::: SUPPLIED MATERIAL

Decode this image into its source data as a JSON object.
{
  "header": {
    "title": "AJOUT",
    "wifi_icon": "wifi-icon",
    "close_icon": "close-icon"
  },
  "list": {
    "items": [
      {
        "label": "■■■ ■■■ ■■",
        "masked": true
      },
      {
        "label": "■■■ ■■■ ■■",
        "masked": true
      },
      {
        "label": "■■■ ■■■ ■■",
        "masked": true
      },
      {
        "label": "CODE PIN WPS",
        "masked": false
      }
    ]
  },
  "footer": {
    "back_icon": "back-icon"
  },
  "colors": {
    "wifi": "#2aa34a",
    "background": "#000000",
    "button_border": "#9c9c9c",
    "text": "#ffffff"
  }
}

::::::

**STATED EXERCISE**. Go through the listing above and restate it word for word.

**OUTPUT BELOW**.
Decode this image into its source data as a JSON object.
{
  "header": {
    "title": "AJOUT",
    "wifi_icon": "wifi-icon",
    "close_icon": "close-icon"
  },
  "list": {
    "items": [
      {
        "label": "■■■ ■■■ ■■",
        "masked": true
      },
      {
        "label": "■■■ ■■■ ■■",
        "masked": true
      },
      {
        "label": "■■■ ■■■ ■■",
        "masked": true
      },
      {
        "label": "CODE PIN WPS",
        "masked": false
      }
    ]
  },
  "footer": {
    "back_icon": "back-icon"
  },
  "colors": {
    "wifi": "#2aa34a",
    "background": "#000000",
    "button_border": "#9c9c9c",
    "text": "#ffffff"
  }
}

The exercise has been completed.